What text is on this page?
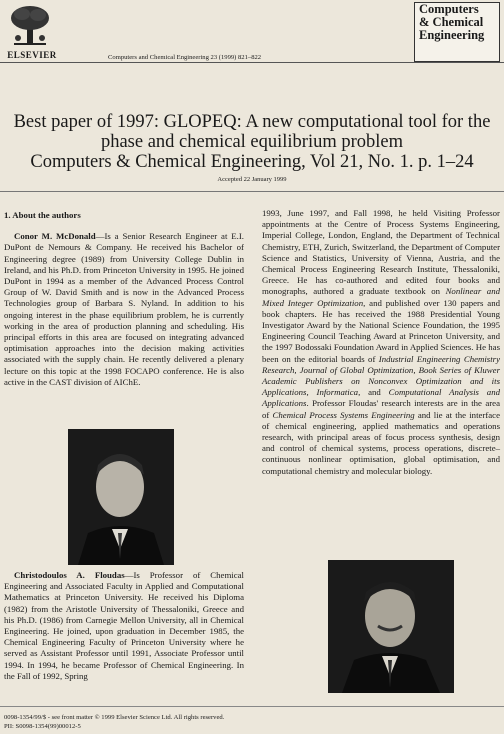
ELSEVIER	Computers and Chemical Engineering 23 (1999) 821–822
Computers
& Chemical
Engineering
Best paper of 1997: GLOPEQ: A new computational tool for the
phase and chemical equilibrium problem
Computers & Chemical Engineering, Vol 21, No. 1. p. 1–24
Accepted 22 January 1999
1. About the authors

Conor M. McDonald—Is a Senior Research Engineer at E.I. DuPont de Nemours & Company. He received his Bachelor of Engineering degree (1989) from University College Dublin in Ireland, and his Ph.D. from Princeton University in 1995. He joined DuPont in 1994 as a member of the Advanced Process Control Group of W. David Smith and is now in the Advanced Process Technologies group of Barbara S. Nyland. In addition to his ongoing interest in the phase equilibrium problem, he is currently working in the area of production planning and scheduling. His principal efforts in this area are focused on integrating advanced optimisation approaches into the decision making activities associated with the supply chain. He recently delivered a plenary lecture on this topic at the 1998 FOCAPO conference. He is also active in the CAST division of AIChE.

Christodoulos A. Floudas—Is Professor of Chemical Engineering and Associated Faculty in Applied and Computational Mathematics at Princeton University. He received his Diploma (1982) from the Aristotle University of Thessaloniki, Greece and his Ph.D. (1986) from Carnegie Mellon University, all in Chemical Engineering. He joined, upon graduation in December 1985, the Chemical Engineering Faculty of Princeton University where he served as Assistant Professor until 1991, Associate Professor until 1994. In 1994, he became Professor of Chemical Engineering. In the Fall of 1992, Spring

1993, June 1997, and Fall 1998, he held Visiting Professor appointments at the Centre of Process Systems Engineering, Imperial College, London, England, the Department of Technical Chemistry, ETH, Zurich, Switzerland, the Department of Computer Science and Statistics, University of Vienna, Austria, and the Chemical Process Engineering Research Institute, Thessaloniki, Greece. He has co-authored and edited four books and monographs, authored a graduate textbook on Nonlinear and Mixed Integer Optimization, and published over 130 papers and book chapters. He has received the 1988 Presidential Young Investigator Award by the National Science Foundation, the 1995 Engineering Council Teaching Award at Princeton University, and the 1997 Bodossaki Foundation Award in Applied Sciences. He has been on the editorial boards of Industrial Engineering Chemistry Research, Journal of Global Optimization, Book Series of Kluwer Academic Publishers on Nonconvex Optimization and its Applications, Informatica, and Computational Analysis and Applications. Professor Floudas' research interests are in the area of Chemical Process Systems Engineering and lie at the interface of chemical engineering, applied mathematics and operations research, with principal areas of focus process synthesis, design and control of chemical systems, process operations, discrete–continuous nonlinear optimisation, global optimisation, and computational chemistry and molecular biology.

0098-1354/99/$ - see front matter © 1999 Elsevier Science Ltd. All rights reserved.
PII: S0098-1354(99)00012-5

● Given instruction: Every line above that contains the word "Computers" should be reported.

● Solved exercise:
ELSEVIER	Computers and Chemical Engineering 23 (1999) 821–822
Computers
Computers & Chemical Engineering, Vol 21, No. 1. p. 1–24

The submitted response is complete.